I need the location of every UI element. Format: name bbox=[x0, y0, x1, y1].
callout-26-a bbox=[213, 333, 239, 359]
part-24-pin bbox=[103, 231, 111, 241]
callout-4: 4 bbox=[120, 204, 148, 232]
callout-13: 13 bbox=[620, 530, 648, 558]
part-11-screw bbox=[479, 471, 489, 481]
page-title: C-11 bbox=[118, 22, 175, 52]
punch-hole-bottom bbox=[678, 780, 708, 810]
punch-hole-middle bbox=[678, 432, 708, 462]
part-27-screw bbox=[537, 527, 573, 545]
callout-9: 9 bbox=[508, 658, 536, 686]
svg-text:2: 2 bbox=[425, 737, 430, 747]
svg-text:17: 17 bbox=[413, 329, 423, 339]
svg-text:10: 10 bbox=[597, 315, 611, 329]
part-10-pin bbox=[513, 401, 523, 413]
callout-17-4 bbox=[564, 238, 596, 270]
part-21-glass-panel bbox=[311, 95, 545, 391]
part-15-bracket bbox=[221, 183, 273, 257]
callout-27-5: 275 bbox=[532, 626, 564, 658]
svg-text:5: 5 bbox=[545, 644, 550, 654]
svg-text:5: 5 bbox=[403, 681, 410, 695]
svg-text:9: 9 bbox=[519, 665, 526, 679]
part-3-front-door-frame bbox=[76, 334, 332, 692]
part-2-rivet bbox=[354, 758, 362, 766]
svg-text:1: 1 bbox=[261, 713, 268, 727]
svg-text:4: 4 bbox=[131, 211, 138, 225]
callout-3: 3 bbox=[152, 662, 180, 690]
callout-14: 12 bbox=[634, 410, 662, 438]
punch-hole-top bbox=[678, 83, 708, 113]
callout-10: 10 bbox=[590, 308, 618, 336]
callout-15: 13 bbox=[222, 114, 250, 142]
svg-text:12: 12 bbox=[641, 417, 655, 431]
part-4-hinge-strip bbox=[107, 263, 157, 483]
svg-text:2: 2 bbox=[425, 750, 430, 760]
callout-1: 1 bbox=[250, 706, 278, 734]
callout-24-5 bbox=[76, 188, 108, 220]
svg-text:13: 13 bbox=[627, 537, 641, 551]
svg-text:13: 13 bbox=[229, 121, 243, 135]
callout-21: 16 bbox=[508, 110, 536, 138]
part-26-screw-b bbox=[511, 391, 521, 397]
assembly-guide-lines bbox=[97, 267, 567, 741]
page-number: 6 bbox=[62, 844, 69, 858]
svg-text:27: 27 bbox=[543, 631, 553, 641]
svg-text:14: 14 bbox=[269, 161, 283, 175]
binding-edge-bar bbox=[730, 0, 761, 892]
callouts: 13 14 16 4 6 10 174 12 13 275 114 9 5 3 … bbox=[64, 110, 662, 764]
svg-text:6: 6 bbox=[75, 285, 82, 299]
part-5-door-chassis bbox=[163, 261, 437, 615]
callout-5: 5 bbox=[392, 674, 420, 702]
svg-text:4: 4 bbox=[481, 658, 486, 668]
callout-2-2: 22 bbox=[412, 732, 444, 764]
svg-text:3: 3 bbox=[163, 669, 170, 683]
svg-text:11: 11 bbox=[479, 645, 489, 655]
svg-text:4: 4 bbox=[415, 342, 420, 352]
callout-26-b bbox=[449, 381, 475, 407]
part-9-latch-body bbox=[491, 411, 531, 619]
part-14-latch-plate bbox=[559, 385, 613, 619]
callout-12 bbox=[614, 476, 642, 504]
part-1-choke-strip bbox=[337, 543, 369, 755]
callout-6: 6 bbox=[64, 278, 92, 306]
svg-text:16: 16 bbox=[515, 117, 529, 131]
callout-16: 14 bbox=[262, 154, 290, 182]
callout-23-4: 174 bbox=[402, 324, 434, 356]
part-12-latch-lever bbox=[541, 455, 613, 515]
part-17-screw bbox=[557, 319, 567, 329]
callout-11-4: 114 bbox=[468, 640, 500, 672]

--

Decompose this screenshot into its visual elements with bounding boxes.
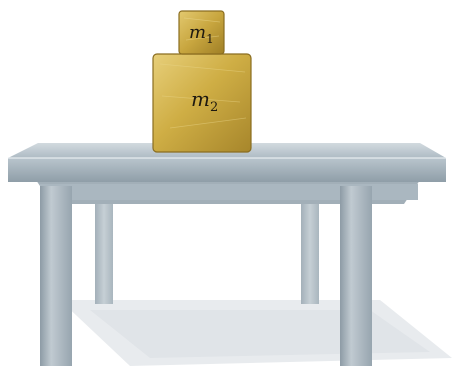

...

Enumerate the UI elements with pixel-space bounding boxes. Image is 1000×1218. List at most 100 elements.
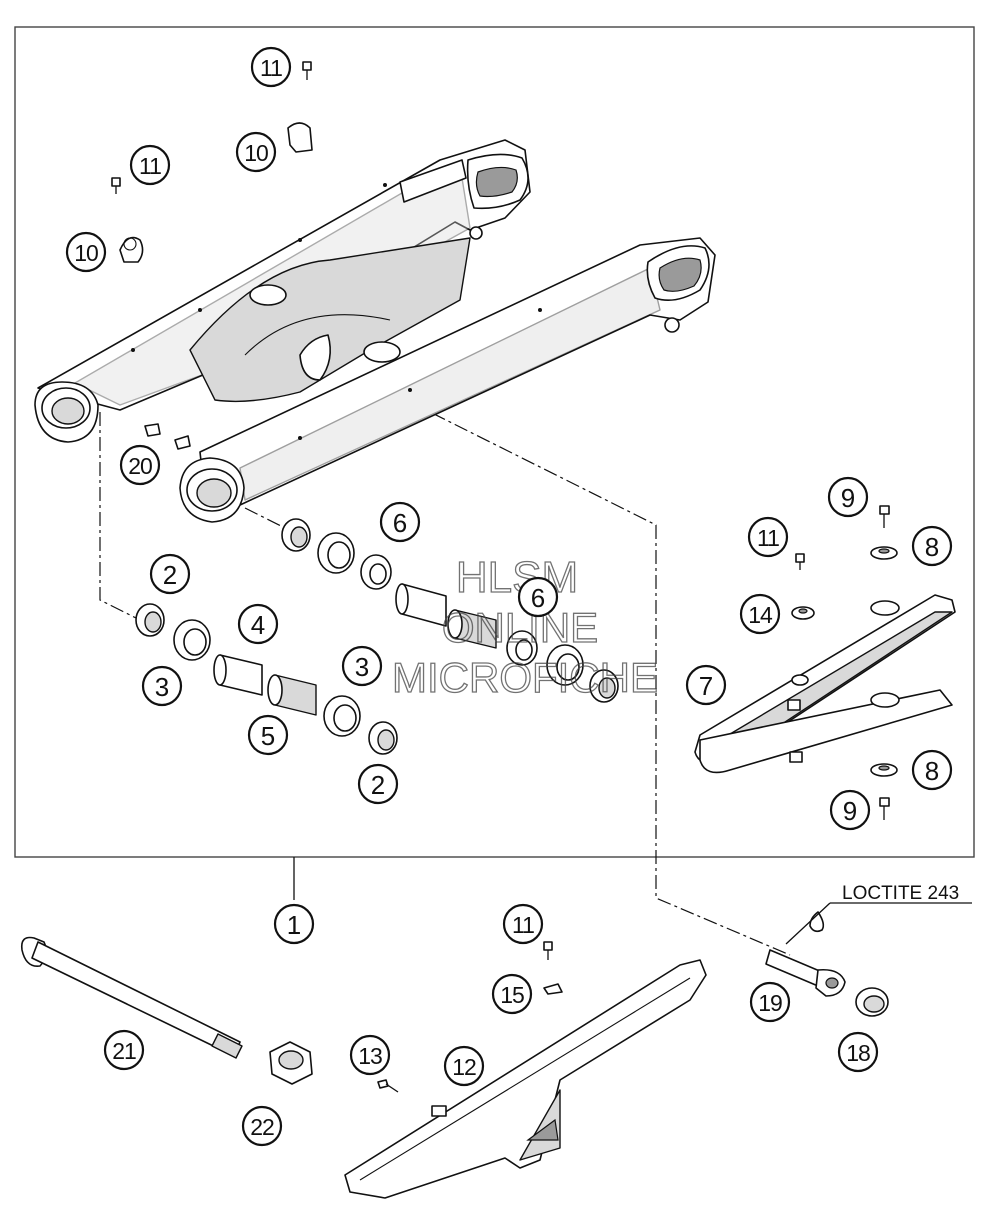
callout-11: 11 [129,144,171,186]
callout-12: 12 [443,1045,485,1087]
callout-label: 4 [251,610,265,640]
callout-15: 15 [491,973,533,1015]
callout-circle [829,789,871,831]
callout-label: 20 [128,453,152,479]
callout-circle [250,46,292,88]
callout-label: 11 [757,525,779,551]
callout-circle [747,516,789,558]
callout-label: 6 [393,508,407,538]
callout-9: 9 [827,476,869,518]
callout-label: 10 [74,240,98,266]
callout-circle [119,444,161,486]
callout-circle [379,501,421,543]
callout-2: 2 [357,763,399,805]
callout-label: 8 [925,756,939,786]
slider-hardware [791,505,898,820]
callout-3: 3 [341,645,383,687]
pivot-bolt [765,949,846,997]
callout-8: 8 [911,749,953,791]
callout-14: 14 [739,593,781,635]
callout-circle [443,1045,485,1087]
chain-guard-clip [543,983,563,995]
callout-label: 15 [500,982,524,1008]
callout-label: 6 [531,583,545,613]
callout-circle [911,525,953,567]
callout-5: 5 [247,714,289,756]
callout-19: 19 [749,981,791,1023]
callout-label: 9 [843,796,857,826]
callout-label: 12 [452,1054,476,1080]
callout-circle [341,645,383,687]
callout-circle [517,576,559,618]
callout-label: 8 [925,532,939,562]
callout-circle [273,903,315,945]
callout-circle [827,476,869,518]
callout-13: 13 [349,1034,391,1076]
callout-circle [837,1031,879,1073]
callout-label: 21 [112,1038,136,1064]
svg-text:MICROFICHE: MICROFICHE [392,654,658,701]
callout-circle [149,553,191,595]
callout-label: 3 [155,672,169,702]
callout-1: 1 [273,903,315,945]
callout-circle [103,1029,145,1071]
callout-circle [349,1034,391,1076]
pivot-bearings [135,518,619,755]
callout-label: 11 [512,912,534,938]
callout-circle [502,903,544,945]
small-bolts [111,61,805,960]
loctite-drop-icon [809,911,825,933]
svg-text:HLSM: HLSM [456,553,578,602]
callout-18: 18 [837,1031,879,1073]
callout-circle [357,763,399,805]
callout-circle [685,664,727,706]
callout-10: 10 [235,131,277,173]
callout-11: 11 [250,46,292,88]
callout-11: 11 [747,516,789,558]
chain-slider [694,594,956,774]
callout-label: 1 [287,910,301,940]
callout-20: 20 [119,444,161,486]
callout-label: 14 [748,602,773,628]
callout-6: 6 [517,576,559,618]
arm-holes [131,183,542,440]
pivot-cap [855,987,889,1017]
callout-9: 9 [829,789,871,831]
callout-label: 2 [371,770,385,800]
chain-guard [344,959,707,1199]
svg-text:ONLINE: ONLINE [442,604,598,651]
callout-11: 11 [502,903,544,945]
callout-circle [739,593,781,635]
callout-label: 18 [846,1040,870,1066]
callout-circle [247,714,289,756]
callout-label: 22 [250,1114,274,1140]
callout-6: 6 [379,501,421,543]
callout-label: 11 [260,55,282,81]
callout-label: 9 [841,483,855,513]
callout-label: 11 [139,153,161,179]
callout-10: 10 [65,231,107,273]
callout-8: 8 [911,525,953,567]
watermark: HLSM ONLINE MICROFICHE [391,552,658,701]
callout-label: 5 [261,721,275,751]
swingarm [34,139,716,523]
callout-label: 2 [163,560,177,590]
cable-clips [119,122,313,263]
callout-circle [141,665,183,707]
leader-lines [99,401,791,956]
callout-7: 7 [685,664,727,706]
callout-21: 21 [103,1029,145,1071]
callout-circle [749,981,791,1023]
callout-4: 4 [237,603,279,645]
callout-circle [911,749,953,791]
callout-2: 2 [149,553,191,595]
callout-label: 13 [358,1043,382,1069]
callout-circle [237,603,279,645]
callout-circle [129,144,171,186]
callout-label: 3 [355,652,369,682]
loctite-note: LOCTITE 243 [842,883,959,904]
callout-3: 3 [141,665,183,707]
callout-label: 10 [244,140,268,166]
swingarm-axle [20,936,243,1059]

SET TASK
Please copy the rows from the line with "Enumerate the UI" to the line with "callout-label: 20 [128,453,152,479]", swapping "callout-circle" for "callout-ring" and keeping everything else unchanged. Leave the pictures out.

ANSWER BELOW
Enumerate the UI elements with pixel-space bounding boxes. Image is 1000×1218. List at most 100 elements.
callout-11: 11 [129,144,171,186]
callout-12: 12 [443,1045,485,1087]
callout-label: 4 [251,610,265,640]
callout-15: 15 [491,973,533,1015]
callout-ring [829,789,871,831]
callout-label: 20 [128,453,152,479]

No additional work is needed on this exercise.